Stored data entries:
^^^^

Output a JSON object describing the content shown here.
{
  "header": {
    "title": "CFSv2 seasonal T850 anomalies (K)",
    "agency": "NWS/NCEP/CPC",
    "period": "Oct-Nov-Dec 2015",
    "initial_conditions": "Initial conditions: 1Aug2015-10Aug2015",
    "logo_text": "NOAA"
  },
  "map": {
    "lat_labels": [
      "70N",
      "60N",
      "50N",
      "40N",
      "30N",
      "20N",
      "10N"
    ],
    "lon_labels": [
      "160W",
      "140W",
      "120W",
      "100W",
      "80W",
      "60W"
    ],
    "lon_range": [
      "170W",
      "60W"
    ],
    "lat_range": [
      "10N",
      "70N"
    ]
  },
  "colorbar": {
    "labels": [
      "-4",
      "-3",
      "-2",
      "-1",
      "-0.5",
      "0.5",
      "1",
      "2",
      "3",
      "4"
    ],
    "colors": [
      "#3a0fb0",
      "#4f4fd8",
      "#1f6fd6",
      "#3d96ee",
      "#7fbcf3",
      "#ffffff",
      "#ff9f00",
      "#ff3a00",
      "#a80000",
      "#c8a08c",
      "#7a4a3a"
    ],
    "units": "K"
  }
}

^^^^

#### [Exercise details]
Every record above should be copied exactly.

#### [Exercise output]
Output a JSON object describing the content shown here.
{
  "header": {
    "title": "CFSv2 seasonal T850 anomalies (K)",
    "agency": "NWS/NCEP/CPC",
    "period": "Oct-Nov-Dec 2015",
    "initial_conditions": "Initial conditions: 1Aug2015-10Aug2015",
    "logo_text": "NOAA"
  },
  "map": {
    "lat_labels": [
      "70N",
      "60N",
      "50N",
      "40N",
      "30N",
      "20N",
      "10N"
    ],
    "lon_labels": [
      "160W",
      "140W",
      "120W",
      "100W",
      "80W",
      "60W"
    ],
    "lon_range": [
      "170W",
      "60W"
    ],
    "lat_range": [
      "10N",
      "70N"
    ]
  },
  "colorbar": {
    "labels": [
      "-4",
      "-3",
      "-2",
      "-1",
      "-0.5",
      "0.5",
      "1",
      "2",
      "3",
      "4"
    ],
    "colors": [
      "#3a0fb0",
      "#4f4fd8",
      "#1f6fd6",
      "#3d96ee",
      "#7fbcf3",
      "#ffffff",
      "#ff9f00",
      "#ff3a00",
      "#a80000",
      "#c8a08c",
      "#7a4a3a"
    ],
    "units": "K"
  }
}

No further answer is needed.